▸ **Your goal**
Filter the data below for the string "JSON" and copy each matching line.

━━ Provided information

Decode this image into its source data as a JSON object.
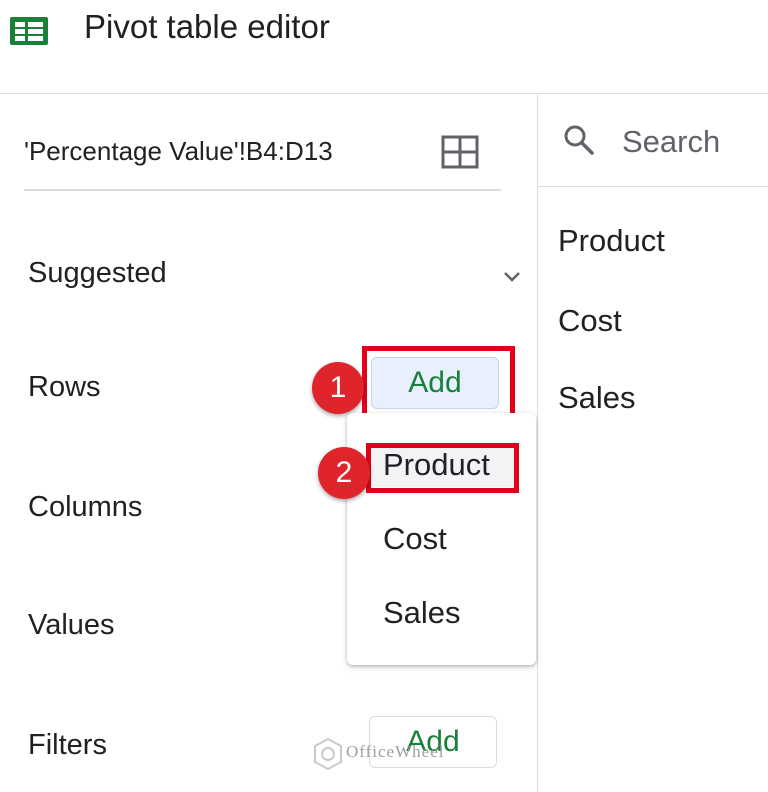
{
  "header": {
    "title": "Pivot table editor",
    "app_icon": "google-sheets-icon",
    "brand_color": "#188038"
  },
  "range": {
    "value": "'Percentage Value'!B4:D13",
    "select_icon": "grid-icon"
  },
  "sections": {
    "suggested": "Suggested",
    "rows": "Rows",
    "columns": "Columns",
    "values": "Values",
    "filters": "Filters"
  },
  "buttons": {
    "rows_add": "Add",
    "filters_add": "Add"
  },
  "dropdown": {
    "items": [
      "Product",
      "Cost",
      "Sales"
    ]
  },
  "annotations": {
    "step1": "1",
    "step2": "2",
    "highlight_color": "#e0001b"
  },
  "search": {
    "placeholder": "Search"
  },
  "fields": [
    "Product",
    "Cost",
    "Sales"
  ],
  "watermark": {
    "text": "OfficeWheel"
  }
}
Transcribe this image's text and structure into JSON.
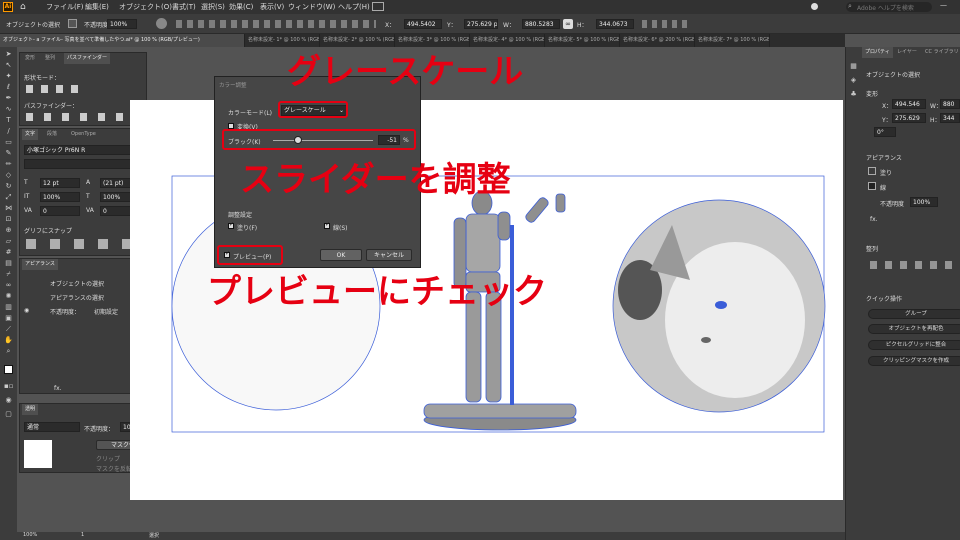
{
  "menubar": {
    "items": [
      "ファイル(F)",
      "編集(E)",
      "オブジェクト(O)",
      "書式(T)",
      "選択(S)",
      "効果(C)",
      "表示(V)",
      "ウィンドウ(W)",
      "ヘルプ(H)"
    ],
    "search_placeholder": "Adobe ヘルプを検索"
  },
  "controlbar": {
    "object_label": "オブジェクトの選択",
    "opacity_label": "不透明度：",
    "opacity_value": "100%",
    "x_label": "X：",
    "x_value": "494.5402",
    "y_label": "Y：",
    "y_value": "275.629 px",
    "w_label": "W：",
    "w_value": "880.5283",
    "h_label": "H：",
    "h_value": "344.0673"
  },
  "tabs": [
    "オブジェクト- a ファイル- 写真を並べて準備したやつ.ai* @ 100 % (RGB/プレビュー)",
    "名称未設定- 1* @ 100 % (RGB/プレ…",
    "名称未設定- 2* @ 100 % (RGB/プレ…",
    "名称未設定- 3* @ 100 % (RGB/プレ…",
    "名称未設定- 4* @ 100 % (RGB/プレ…",
    "名称未設定- 5* @ 100 % (RGB/プレ…",
    "名称未設定- 6* @ 200 % (RGB/プレ…",
    "名称未設定- 7* @ 100 % (RGB/プレ…"
  ],
  "pathfinder_panel": {
    "tabs": [
      "変形",
      "整列",
      "パスファインダー"
    ],
    "shape_mode_label": "形状モード：",
    "pathfinder_label": "パスファインダー："
  },
  "character_panel": {
    "tabs": [
      "文字",
      "段落",
      "OpenType"
    ],
    "font_family": "小塚ゴシック Pr6N R",
    "font_size": "12 pt",
    "leading": "(21 pt)",
    "vertical_scale": "100%",
    "horizontal_scale": "100%",
    "kerning": "0",
    "tracking": "0",
    "glyph_snap_label": "グリフにスナップ"
  },
  "appearance_left": {
    "tab": "アピアランス",
    "rows": [
      "オブジェクトの選択",
      "アピアランスの選択",
      "不透明度：",
      "初期設定"
    ]
  },
  "transparency_panel": {
    "tab": "透明",
    "blend_mode": "通常",
    "opacity_label": "不透明度：",
    "opacity_value": "100%",
    "mask_button": "マスク作成",
    "clip_label": "クリップ",
    "invert_mask_label": "マスクを反転"
  },
  "dialog": {
    "title": "カラー調整",
    "color_mode_label": "カラーモード(L)",
    "color_mode_value": "グレースケール",
    "convert_label": "変換(V)",
    "black_label": "ブラック(K)",
    "black_value": "-51",
    "black_unit": "%",
    "black_fraction": 0.245,
    "adjust_settings_label": "調整設定",
    "fill_label": "塗り(F)",
    "stroke_label": "線(S)",
    "preview_label": "プレビュー(P)",
    "ok_label": "OK",
    "cancel_label": "キャンセル"
  },
  "callouts": {
    "grayscale": "グレースケール",
    "adjust_slider": "スライダーを調整",
    "check_preview": "プレビューにチェック"
  },
  "right_panel": {
    "tabs": [
      "プロパティ",
      "レイヤー",
      "CC ライブラリ"
    ],
    "selection_label": "オブジェクトの選択",
    "transform_header": "変形",
    "x_label": "X：",
    "x_value": "494.546",
    "w_label": "W：",
    "w_value": "880",
    "y_label": "Y：",
    "y_value": "275.629",
    "h_label": "H：",
    "h_value": "344",
    "angle_value": "0°",
    "appearance_header": "アピアランス",
    "fill_label": "塗り",
    "stroke_label": "線",
    "opacity_label": "不透明度",
    "opacity_value": "100%",
    "fx_label": "fx.",
    "align_header": "整列",
    "quick_actions_header": "クイック操作",
    "quick_actions": [
      "グループ",
      "オブジェクトを再配色",
      "ピクセルグリッドに整合",
      "クリッピングマスクを作成"
    ]
  },
  "status": {
    "zoom": "100%",
    "artboard": "1",
    "tool_name": "選択"
  },
  "colors": {
    "callout_red": "#e60012",
    "selection_blue": "#3a5dd8",
    "app_bg": "#535353",
    "panel_bg": "#3c3c3c"
  },
  "icons": [
    "home-icon",
    "search-icon",
    "selection-tool-icon",
    "pen-tool-icon",
    "type-tool-icon",
    "rectangle-tool-icon",
    "zoom-tool-icon",
    "hand-tool-icon",
    "link-icon"
  ]
}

━━━━

▸ **Exercise response**
Decode this image into its source data as a JSON object.
Transcribe this image's text and structure into JSON.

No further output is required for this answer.